(INSTRUCTIONS FOR THE TASK)
Without the images, print all the entries below exactly as given.
========
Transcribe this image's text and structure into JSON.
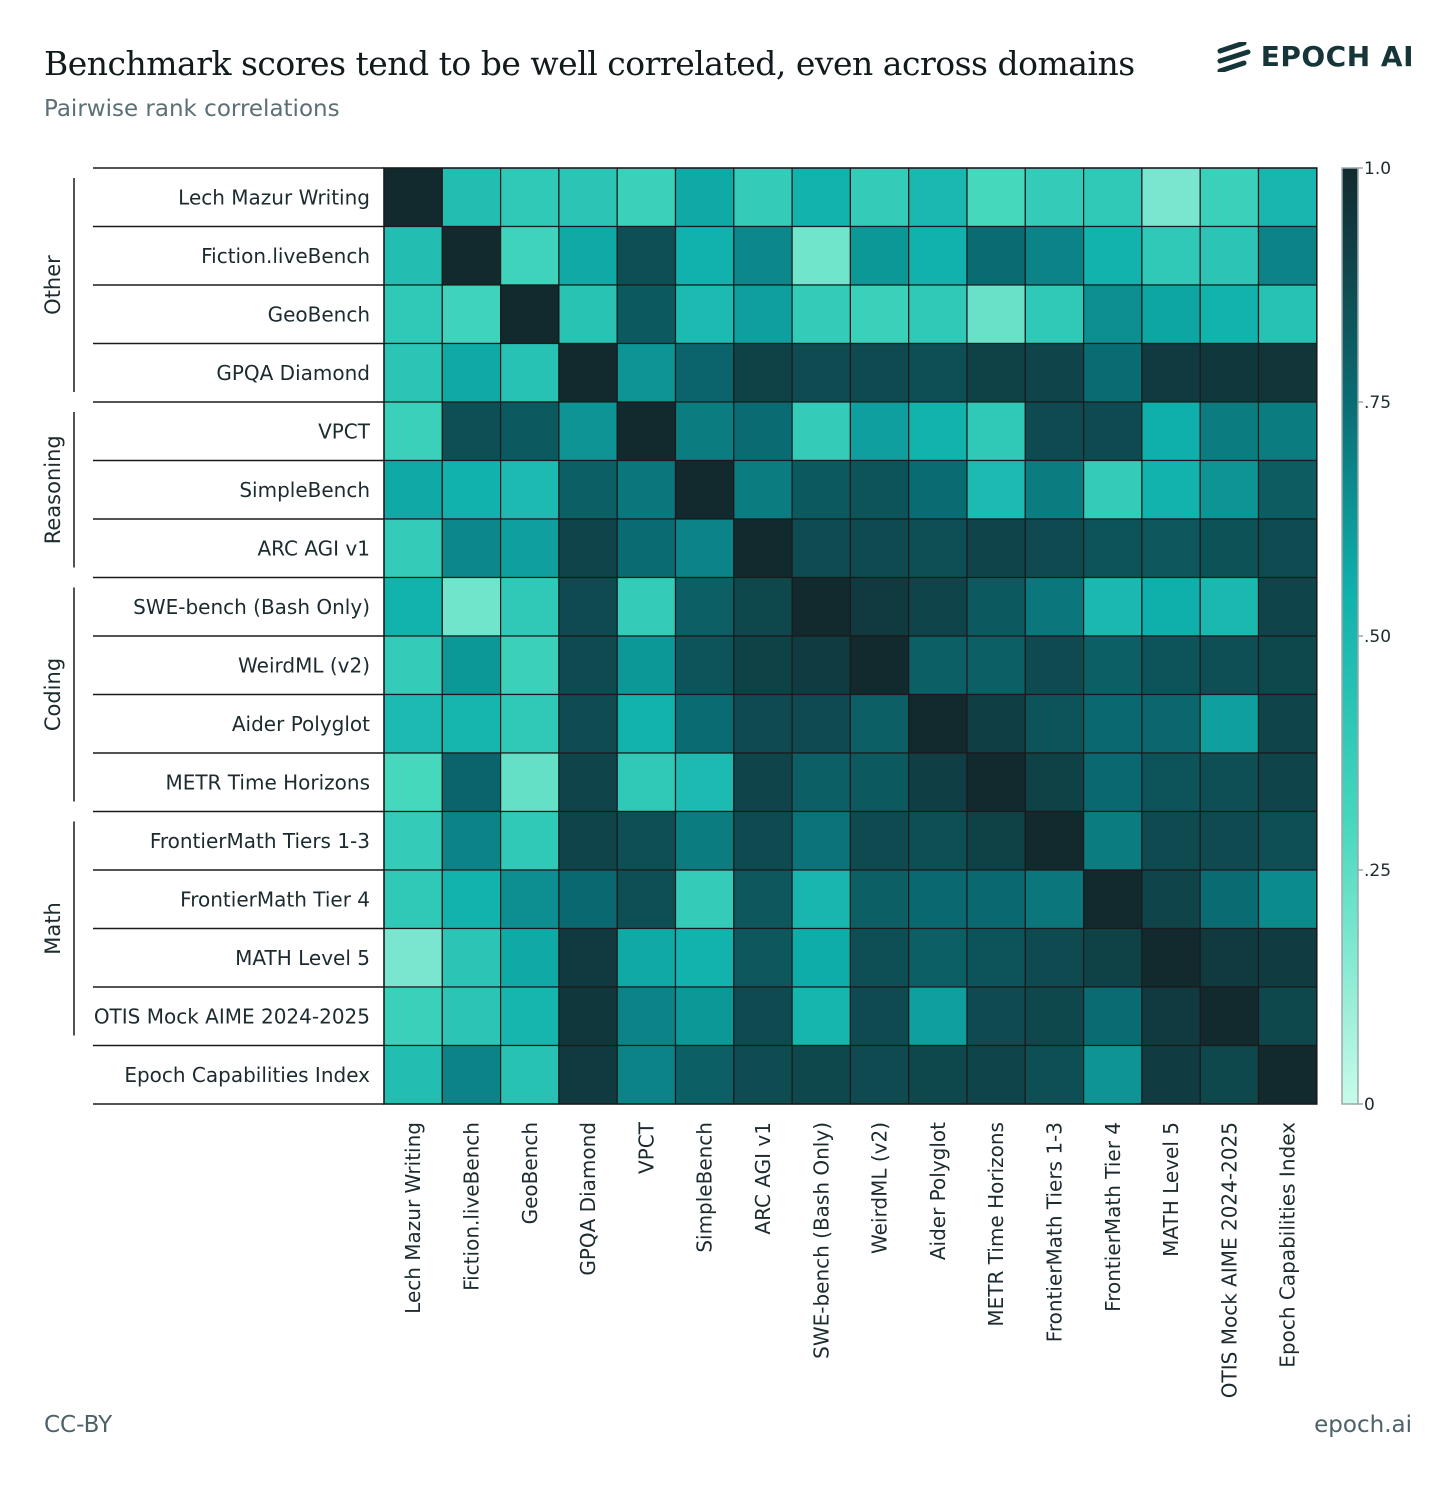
{
  "header": {
    "title": "Benchmark scores tend to be well correlated, even across domains",
    "subtitle": "Pairwise rank correlations",
    "brand": "EPOCH AI"
  },
  "footer": {
    "license": "CC-BY",
    "site": "epoch.ai"
  },
  "colors": {
    "low": "#c8fbe9",
    "mid_low": "#46d8bd",
    "mid": "#0fb0ac",
    "mid_high": "#0a6c73",
    "high": "#122a2e"
  },
  "chart_data": {
    "type": "heatmap",
    "title": "Benchmark scores tend to be well correlated, even across domains",
    "subtitle": "Pairwise rank correlations",
    "labels": [
      "Lech Mazur Writing",
      "Fiction.liveBench",
      "GeoBench",
      "GPQA Diamond",
      "VPCT",
      "SimpleBench",
      "ARC AGI v1",
      "SWE-bench (Bash Only)",
      "WeirdML (v2)",
      "Aider Polyglot",
      "METR Time Horizons",
      "FrontierMath Tiers 1-3",
      "FrontierMath Tier 4",
      "MATH Level 5",
      "OTIS Mock AIME 2024-2025",
      "Epoch Capabilities Index"
    ],
    "groups": [
      {
        "name": "Other",
        "rows": [
          0,
          3
        ]
      },
      {
        "name": "Reasoning",
        "rows": [
          4,
          6
        ]
      },
      {
        "name": "Coding",
        "rows": [
          7,
          10
        ]
      },
      {
        "name": "Math",
        "rows": [
          11,
          14
        ]
      }
    ],
    "values": [
      [
        1.0,
        0.46,
        0.4,
        0.42,
        0.35,
        0.57,
        0.38,
        0.53,
        0.38,
        0.5,
        0.3,
        0.38,
        0.4,
        0.18,
        0.35,
        0.51
      ],
      [
        0.46,
        1.0,
        0.33,
        0.57,
        0.86,
        0.54,
        0.67,
        0.2,
        0.62,
        0.54,
        0.75,
        0.68,
        0.53,
        0.4,
        0.42,
        0.68
      ],
      [
        0.4,
        0.33,
        1.0,
        0.43,
        0.82,
        0.49,
        0.6,
        0.38,
        0.35,
        0.4,
        0.22,
        0.4,
        0.65,
        0.58,
        0.53,
        0.44
      ],
      [
        0.42,
        0.57,
        0.44,
        1.0,
        0.63,
        0.78,
        0.91,
        0.87,
        0.88,
        0.86,
        0.91,
        0.9,
        0.75,
        0.94,
        0.95,
        0.96
      ],
      [
        0.35,
        0.86,
        0.82,
        0.63,
        1.0,
        0.7,
        0.75,
        0.38,
        0.6,
        0.53,
        0.4,
        0.88,
        0.88,
        0.55,
        0.7,
        0.7
      ],
      [
        0.57,
        0.54,
        0.49,
        0.8,
        0.72,
        1.0,
        0.7,
        0.82,
        0.84,
        0.75,
        0.49,
        0.7,
        0.38,
        0.53,
        0.63,
        0.81
      ],
      [
        0.38,
        0.67,
        0.6,
        0.9,
        0.75,
        0.68,
        1.0,
        0.87,
        0.88,
        0.86,
        0.9,
        0.88,
        0.84,
        0.83,
        0.85,
        0.87
      ],
      [
        0.53,
        0.2,
        0.4,
        0.88,
        0.38,
        0.8,
        0.89,
        1.0,
        0.94,
        0.9,
        0.82,
        0.72,
        0.5,
        0.55,
        0.5,
        0.9
      ],
      [
        0.38,
        0.62,
        0.35,
        0.88,
        0.62,
        0.84,
        0.91,
        0.93,
        1.0,
        0.8,
        0.8,
        0.88,
        0.8,
        0.84,
        0.86,
        0.89
      ],
      [
        0.49,
        0.52,
        0.4,
        0.87,
        0.53,
        0.75,
        0.88,
        0.88,
        0.8,
        1.0,
        0.92,
        0.84,
        0.76,
        0.77,
        0.6,
        0.9
      ],
      [
        0.3,
        0.78,
        0.23,
        0.9,
        0.4,
        0.49,
        0.9,
        0.8,
        0.82,
        0.92,
        1.0,
        0.91,
        0.76,
        0.84,
        0.86,
        0.9
      ],
      [
        0.38,
        0.68,
        0.4,
        0.9,
        0.86,
        0.7,
        0.88,
        0.73,
        0.88,
        0.86,
        0.91,
        1.0,
        0.7,
        0.88,
        0.88,
        0.86
      ],
      [
        0.4,
        0.53,
        0.65,
        0.76,
        0.86,
        0.38,
        0.83,
        0.51,
        0.8,
        0.76,
        0.76,
        0.72,
        1.0,
        0.9,
        0.75,
        0.66
      ],
      [
        0.18,
        0.42,
        0.57,
        0.94,
        0.57,
        0.53,
        0.83,
        0.56,
        0.86,
        0.8,
        0.84,
        0.88,
        0.91,
        1.0,
        0.94,
        0.93
      ],
      [
        0.35,
        0.42,
        0.52,
        0.95,
        0.68,
        0.62,
        0.88,
        0.52,
        0.88,
        0.6,
        0.88,
        0.89,
        0.75,
        0.94,
        1.0,
        0.89
      ],
      [
        0.46,
        0.68,
        0.44,
        0.94,
        0.68,
        0.8,
        0.87,
        0.89,
        0.88,
        0.89,
        0.9,
        0.86,
        0.63,
        0.93,
        0.89,
        1.0
      ]
    ],
    "colorbar": {
      "min": 0,
      "max": 1,
      "ticks": [
        {
          "value": 1.0,
          "label": "1.0"
        },
        {
          "value": 0.75,
          "label": ".75"
        },
        {
          "value": 0.5,
          "label": ".50"
        },
        {
          "value": 0.25,
          "label": ".25"
        },
        {
          "value": 0.0,
          "label": "0"
        }
      ]
    }
  }
}
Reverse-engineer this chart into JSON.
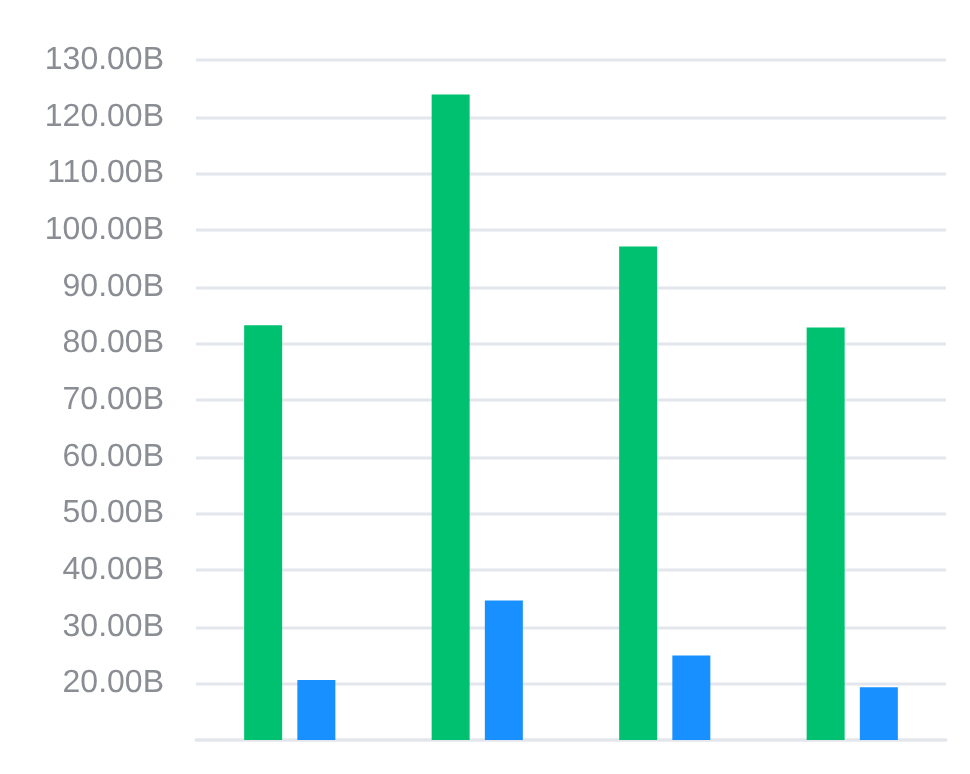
{
  "chart_data": {
    "type": "bar",
    "categories": [
      null,
      null,
      null,
      null
    ],
    "series": [
      {
        "color": "#00c170",
        "values": [
          83.2,
          123.9,
          97.1,
          82.8
        ]
      },
      {
        "color": "#1890ff",
        "values": [
          20.6,
          34.6,
          24.9,
          19.3
        ]
      }
    ],
    "ylim": [
      10,
      130
    ],
    "yticks": [
      {
        "value": 10,
        "label": null
      },
      {
        "value": 20,
        "label": "20.00B"
      },
      {
        "value": 30,
        "label": "30.00B"
      },
      {
        "value": 40,
        "label": "40.00B"
      },
      {
        "value": 50,
        "label": "50.00B"
      },
      {
        "value": 60,
        "label": "60.00B"
      },
      {
        "value": 70,
        "label": "70.00B"
      },
      {
        "value": 80,
        "label": "80.00B"
      },
      {
        "value": 90,
        "label": "90.00B"
      },
      {
        "value": 100,
        "label": "100.00B"
      },
      {
        "value": 110,
        "label": "110.00B"
      },
      {
        "value": 120,
        "label": "120.00B"
      },
      {
        "value": 130,
        "label": "130.00B"
      }
    ],
    "grid": "y"
  }
}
========
(OUTPUT)
Transcribe this image's text and structure into JSON.
{
  "header": {
    "title": "Benchmark scores tend to be well correlated, even across domains",
    "subtitle": "Pairwise rank correlations",
    "brand": "EPOCH AI"
  },
  "footer": {
    "license": "CC-BY",
    "site": "epoch.ai"
  },
  "colors": {
    "low": "#c8fbe9",
    "mid_low": "#46d8bd",
    "mid": "#0fb0ac",
    "mid_high": "#0a6c73",
    "high": "#122a2e"
  },
  "chart_data": {
    "type": "heatmap",
    "title": "Benchmark scores tend to be well correlated, even across domains",
    "subtitle": "Pairwise rank correlations",
    "labels": [
      "Lech Mazur Writing",
      "Fiction.liveBench",
      "GeoBench",
      "GPQA Diamond",
      "VPCT",
      "SimpleBench",
      "ARC AGI v1",
      "SWE-bench (Bash Only)",
      "WeirdML (v2)",
      "Aider Polyglot",
      "METR Time Horizons",
      "FrontierMath Tiers 1-3",
      "FrontierMath Tier 4",
      "MATH Level 5",
      "OTIS Mock AIME 2024-2025",
      "Epoch Capabilities Index"
    ],
    "groups": [
      {
        "name": "Other",
        "rows": [
          0,
          3
        ]
      },
      {
        "name": "Reasoning",
        "rows": [
          4,
          6
        ]
      },
      {
        "name": "Coding",
        "rows": [
          7,
          10
        ]
      },
      {
        "name": "Math",
        "rows": [
          11,
          14
        ]
      }
    ],
    "values": [
      [
        1.0,
        0.46,
        0.4,
        0.42,
        0.35,
        0.57,
        0.38,
        0.53,
        0.38,
        0.5,
        0.3,
        0.38,
        0.4,
        0.18,
        0.35,
        0.51
      ],
      [
        0.46,
        1.0,
        0.33,
        0.57,
        0.86,
        0.54,
        0.67,
        0.2,
        0.62,
        0.54,
        0.75,
        0.68,
        0.53,
        0.4,
        0.42,
        0.68
      ],
      [
        0.4,
        0.33,
        1.0,
        0.43,
        0.82,
        0.49,
        0.6,
        0.38,
        0.35,
        0.4,
        0.22,
        0.4,
        0.65,
        0.58,
        0.53,
        0.44
      ],
      [
        0.42,
        0.57,
        0.44,
        1.0,
        0.63,
        0.78,
        0.91,
        0.87,
        0.88,
        0.86,
        0.91,
        0.9,
        0.75,
        0.94,
        0.95,
        0.96
      ],
      [
        0.35,
        0.86,
        0.82,
        0.63,
        1.0,
        0.7,
        0.75,
        0.38,
        0.6,
        0.53,
        0.4,
        0.88,
        0.88,
        0.55,
        0.7,
        0.7
      ],
      [
        0.57,
        0.54,
        0.49,
        0.8,
        0.72,
        1.0,
        0.7,
        0.82,
        0.84,
        0.75,
        0.49,
        0.7,
        0.38,
        0.53,
        0.63,
        0.81
      ],
      [
        0.38,
        0.67,
        0.6,
        0.9,
        0.75,
        0.68,
        1.0,
        0.87,
        0.88,
        0.86,
        0.9,
        0.88,
        0.84,
        0.83,
        0.85,
        0.87
      ],
      [
        0.53,
        0.2,
        0.4,
        0.88,
        0.38,
        0.8,
        0.89,
        1.0,
        0.94,
        0.9,
        0.82,
        0.72,
        0.5,
        0.55,
        0.5,
        0.9
      ],
      [
        0.38,
        0.62,
        0.35,
        0.88,
        0.62,
        0.84,
        0.91,
        0.93,
        1.0,
        0.8,
        0.8,
        0.88,
        0.8,
        0.84,
        0.86,
        0.89
      ],
      [
        0.49,
        0.52,
        0.4,
        0.87,
        0.53,
        0.75,
        0.88,
        0.88,
        0.8,
        1.0,
        0.92,
        0.84,
        0.76,
        0.77,
        0.6,
        0.9
      ],
      [
        0.3,
        0.78,
        0.23,
        0.9,
        0.4,
        0.49,
        0.9,
        0.8,
        0.82,
        0.92,
        1.0,
        0.91,
        0.76,
        0.84,
        0.86,
        0.9
      ],
      [
        0.38,
        0.68,
        0.4,
        0.9,
        0.86,
        0.7,
        0.88,
        0.73,
        0.88,
        0.86,
        0.91,
        1.0,
        0.7,
        0.88,
        0.88,
        0.86
      ],
      [
        0.4,
        0.53,
        0.65,
        0.76,
        0.86,
        0.38,
        0.83,
        0.51,
        0.8,
        0.76,
        0.76,
        0.72,
        1.0,
        0.9,
        0.75,
        0.66
      ],
      [
        0.18,
        0.42,
        0.57,
        0.94,
        0.57,
        0.53,
        0.83,
        0.56,
        0.86,
        0.8,
        0.84,
        0.88,
        0.91,
        1.0,
        0.94,
        0.93
      ],
      [
        0.35,
        0.42,
        0.52,
        0.95,
        0.68,
        0.62,
        0.88,
        0.52,
        0.88,
        0.6,
        0.88,
        0.89,
        0.75,
        0.94,
        1.0,
        0.89
      ],
      [
        0.46,
        0.68,
        0.44,
        0.94,
        0.68,
        0.8,
        0.87,
        0.89,
        0.88,
        0.89,
        0.9,
        0.86,
        0.63,
        0.93,
        0.89,
        1.0
      ]
    ],
    "colorbar": {
      "min": 0,
      "max": 1,
      "ticks": [
        {
          "value": 1.0,
          "label": "1.0"
        },
        {
          "value": 0.75,
          "label": ".75"
        },
        {
          "value": 0.5,
          "label": ".50"
        },
        {
          "value": 0.25,
          "label": ".25"
        },
        {
          "value": 0.0,
          "label": "0"
        }
      ]
    }
  }
}
Reverse-engineer this chart into JSON.
{
  "chart_data": {
    "type": "bar",
    "categories": [
      null,
      null,
      null,
      null
    ],
    "series": [
      {
        "color": "#00c170",
        "values": [
          83.2,
          123.9,
          97.1,
          82.8
        ]
      },
      {
        "color": "#1890ff",
        "values": [
          20.6,
          34.6,
          24.9,
          19.3
        ]
      }
    ],
    "ylim": [
      10,
      130
    ],
    "yticks": [
      {
        "value": 10,
        "label": null
      },
      {
        "value": 20,
        "label": "20.00B"
      },
      {
        "value": 30,
        "label": "30.00B"
      },
      {
        "value": 40,
        "label": "40.00B"
      },
      {
        "value": 50,
        "label": "50.00B"
      },
      {
        "value": 60,
        "label": "60.00B"
      },
      {
        "value": 70,
        "label": "70.00B"
      },
      {
        "value": 80,
        "label": "80.00B"
      },
      {
        "value": 90,
        "label": "90.00B"
      },
      {
        "value": 100,
        "label": "100.00B"
      },
      {
        "value": 110,
        "label": "110.00B"
      },
      {
        "value": 120,
        "label": "120.00B"
      },
      {
        "value": 130,
        "label": "130.00B"
      }
    ],
    "grid": "y"
  }
}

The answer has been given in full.